-- Begin --

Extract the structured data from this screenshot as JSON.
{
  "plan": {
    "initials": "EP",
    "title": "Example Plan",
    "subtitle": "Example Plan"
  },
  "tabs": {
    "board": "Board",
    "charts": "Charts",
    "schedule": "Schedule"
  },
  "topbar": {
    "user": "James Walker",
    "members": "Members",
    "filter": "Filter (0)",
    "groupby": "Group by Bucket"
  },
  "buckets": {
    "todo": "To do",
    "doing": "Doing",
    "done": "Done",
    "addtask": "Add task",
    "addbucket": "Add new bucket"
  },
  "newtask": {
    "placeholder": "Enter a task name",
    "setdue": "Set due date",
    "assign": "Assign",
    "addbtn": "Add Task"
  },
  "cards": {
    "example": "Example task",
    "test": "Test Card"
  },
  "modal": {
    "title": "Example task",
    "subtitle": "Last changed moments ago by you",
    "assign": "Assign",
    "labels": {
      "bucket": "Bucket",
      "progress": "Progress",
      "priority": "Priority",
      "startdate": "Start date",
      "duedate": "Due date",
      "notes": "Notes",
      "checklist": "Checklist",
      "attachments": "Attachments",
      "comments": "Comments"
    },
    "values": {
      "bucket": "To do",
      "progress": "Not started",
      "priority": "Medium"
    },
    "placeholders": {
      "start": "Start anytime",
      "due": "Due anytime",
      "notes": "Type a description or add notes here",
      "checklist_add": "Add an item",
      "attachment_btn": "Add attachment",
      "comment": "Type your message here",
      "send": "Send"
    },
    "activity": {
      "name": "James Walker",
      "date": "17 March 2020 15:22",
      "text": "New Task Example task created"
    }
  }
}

-- End --

Restate each of the entries above verbatim.

» **Result of this task**:
Extract the structured data from this screenshot as JSON.
{
  "plan": {
    "initials": "EP",
    "title": "Example Plan",
    "subtitle": "Example Plan"
  },
  "tabs": {
    "board": "Board",
    "charts": "Charts",
    "schedule": "Schedule"
  },
  "topbar": {
    "user": "James Walker",
    "members": "Members",
    "filter": "Filter (0)",
    "groupby": "Group by Bucket"
  },
  "buckets": {
    "todo": "To do",
    "doing": "Doing",
    "done": "Done",
    "addtask": "Add task",
    "addbucket": "Add new bucket"
  },
  "newtask": {
    "placeholder": "Enter a task name",
    "setdue": "Set due date",
    "assign": "Assign",
    "addbtn": "Add Task"
  },
  "cards": {
    "example": "Example task",
    "test": "Test Card"
  },
  "modal": {
    "title": "Example task",
    "subtitle": "Last changed moments ago by you",
    "assign": "Assign",
    "labels": {
      "bucket": "Bucket",
      "progress": "Progress",
      "priority": "Priority",
      "startdate": "Start date",
      "duedate": "Due date",
      "notes": "Notes",
      "checklist": "Checklist",
      "attachments": "Attachments",
      "comments": "Comments"
    },
    "values": {
      "bucket": "To do",
      "progress": "Not started",
      "priority": "Medium"
    },
    "placeholders": {
      "start": "Start anytime",
      "due": "Due anytime",
      "notes": "Type a description or add notes here",
      "checklist_add": "Add an item",
      "attachment_btn": "Add attachment",
      "comment": "Type your message here",
      "send": "Send"
    },
    "activity": {
      "name": "James Walker",
      "date": "17 March 2020 15:22",
      "text": "New Task Example task created"
    }
  }
}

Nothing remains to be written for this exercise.